- _Goal_
Leaving out all images, write out the records that follow exactly.

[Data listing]

● ● ●

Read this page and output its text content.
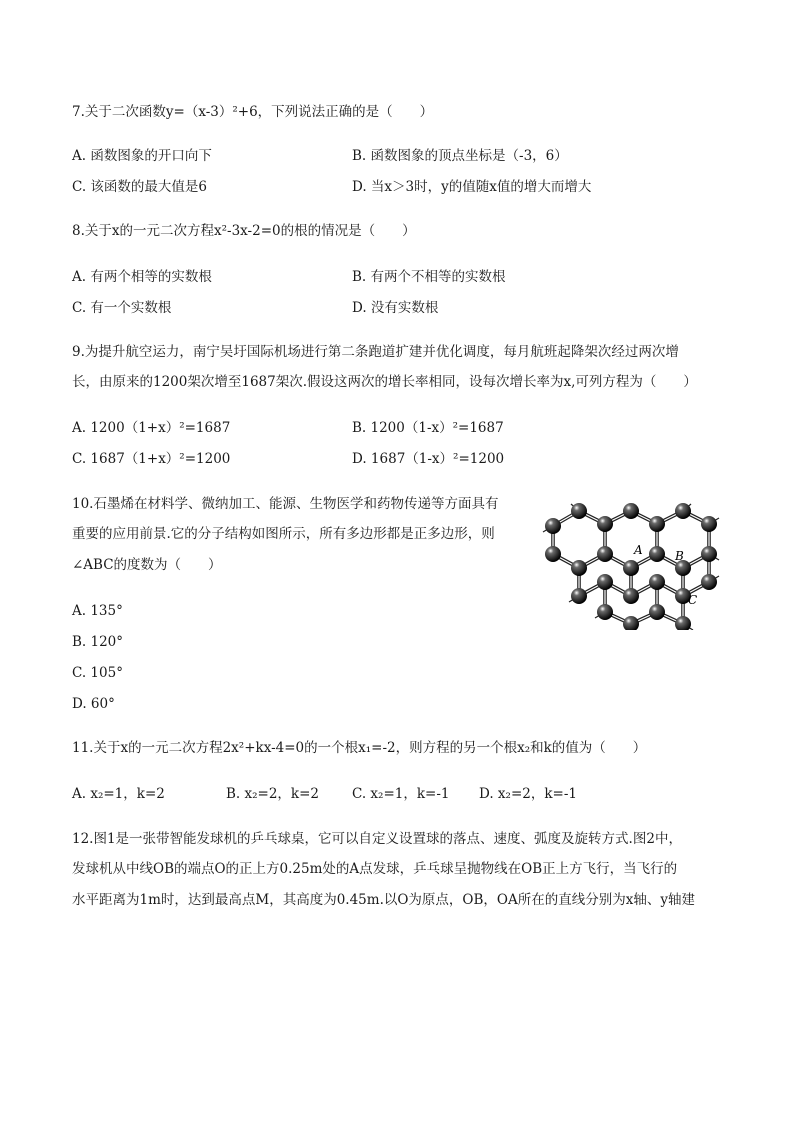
7.关于二次函数y=（x-3）²+6，下列说法正确的是（　　）
A. 函数图象的开口向下	B. 函数图象的顶点坐标是（-3，6）
C. 该函数的最大值是6	D. 当x＞3时，y的值随x值的增大而增大
8.关于x的一元二次方程x²-3x-2=0的根的情况是（　　）
A. 有两个相等的实数根	B. 有两个不相等的实数根
C. 有一个实数根	D. 没有实数根
9.为提升航空运力，南宁吴圩国际机场进行第二条跑道扩建并优化调度，每月航班起降架次经过两次增
长，由原来的1200架次增至1687架次.假设这两次的增长率相同，设每次增长率为x,可列方程为（　　）
A. 1200（1+x）²=1687	B. 1200（1-x）²=1687
C. 1687（1+x）²=1200	D. 1687（1-x）²=1200
10.石墨烯在材料学、微纳加工、能源、生物医学和药物传递等方面具有
重要的应用前景.它的分子结构如图所示，所有多边形都是正多边形，则
∠ABC的度数为（　　）
A. 135°
B. 120°
C. 105°
D. 60°
A	B
C
11.关于x的一元二次方程2x²+kx-4=0的一个根x₁=-2，则方程的另一个根x₂和k的值为（　　）
A. x₂=1，k=2	B. x₂=2，k=2 C. x₂=1，k=-1 D. x₂=2，k=-1
12.图1是一张带智能发球机的乒乓球桌，它可以自定义设置球的落点、速度、弧度及旋转方式.图2中，
发球机从中线OB的端点O的正上方0.25m处的A点发球，乒乓球呈抛物线在OB正上方飞行，当飞行的
水平距离为1m时，达到最高点M，其高度为0.45m.以O为原点，OB，OA所在的直线分别为x轴、y轴建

● ● ●

- _Response for this exercise_
Read this page and output its text content.
7.关于二次函数y=（x-3）²+6，下列说法正确的是（　　）
A. 函数图象的开口向下	B. 函数图象的顶点坐标是（-3，6）
C. 该函数的最大值是6	D. 当x＞3时，y的值随x值的增大而增大
8.关于x的一元二次方程x²-3x-2=0的根的情况是（　　）
A. 有两个相等的实数根	B. 有两个不相等的实数根
C. 有一个实数根	D. 没有实数根
9.为提升航空运力，南宁吴圩国际机场进行第二条跑道扩建并优化调度，每月航班起降架次经过两次增
长，由原来的1200架次增至1687架次.假设这两次的增长率相同，设每次增长率为x,可列方程为（　　）
A. 1200（1+x）²=1687	B. 1200（1-x）²=1687
C. 1687（1+x）²=1200	D. 1687（1-x）²=1200
10.石墨烯在材料学、微纳加工、能源、生物医学和药物传递等方面具有
重要的应用前景.它的分子结构如图所示，所有多边形都是正多边形，则
∠ABC的度数为（　　）
A. 135°
B. 120°
C. 105°
D. 60°
A	B
C
11.关于x的一元二次方程2x²+kx-4=0的一个根x₁=-2，则方程的另一个根x₂和k的值为（　　）
A. x₂=1，k=2	B. x₂=2，k=2 C. x₂=1，k=-1 D. x₂=2，k=-1
12.图1是一张带智能发球机的乒乓球桌，它可以自定义设置球的落点、速度、弧度及旋转方式.图2中，
发球机从中线OB的端点O的正上方0.25m处的A点发球，乒乓球呈抛物线在OB正上方飞行，当飞行的
水平距离为1m时，达到最高点M，其高度为0.45m.以O为原点，OB，OA所在的直线分别为x轴、y轴建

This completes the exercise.